**TO DO**:
Print the whole listing exactly.

**DATASET RECORDS**:

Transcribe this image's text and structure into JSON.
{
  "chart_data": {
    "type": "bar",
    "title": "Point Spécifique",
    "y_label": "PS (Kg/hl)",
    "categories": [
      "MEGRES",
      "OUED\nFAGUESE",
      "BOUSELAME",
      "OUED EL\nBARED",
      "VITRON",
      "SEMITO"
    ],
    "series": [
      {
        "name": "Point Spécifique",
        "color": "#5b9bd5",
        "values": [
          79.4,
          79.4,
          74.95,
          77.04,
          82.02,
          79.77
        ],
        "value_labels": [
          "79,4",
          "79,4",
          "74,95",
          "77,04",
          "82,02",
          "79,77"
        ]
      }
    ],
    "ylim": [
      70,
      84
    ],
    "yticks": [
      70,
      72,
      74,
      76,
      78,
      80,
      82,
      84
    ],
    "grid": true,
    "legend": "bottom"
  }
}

**RESULT BELOW**:
Transcribe this image's text and structure into JSON.
{
  "chart_data": {
    "type": "bar",
    "title": "Point Spécifique",
    "y_label": "PS (Kg/hl)",
    "categories": [
      "MEGRES",
      "OUED\nFAGUESE",
      "BOUSELAME",
      "OUED EL\nBARED",
      "VITRON",
      "SEMITO"
    ],
    "series": [
      {
        "name": "Point Spécifique",
        "color": "#5b9bd5",
        "values": [
          79.4,
          79.4,
          74.95,
          77.04,
          82.02,
          79.77
        ],
        "value_labels": [
          "79,4",
          "79,4",
          "74,95",
          "77,04",
          "82,02",
          "79,77"
        ]
      }
    ],
    "ylim": [
      70,
      84
    ],
    "yticks": [
      70,
      72,
      74,
      76,
      78,
      80,
      82,
      84
    ],
    "grid": true,
    "legend": "bottom"
  }
}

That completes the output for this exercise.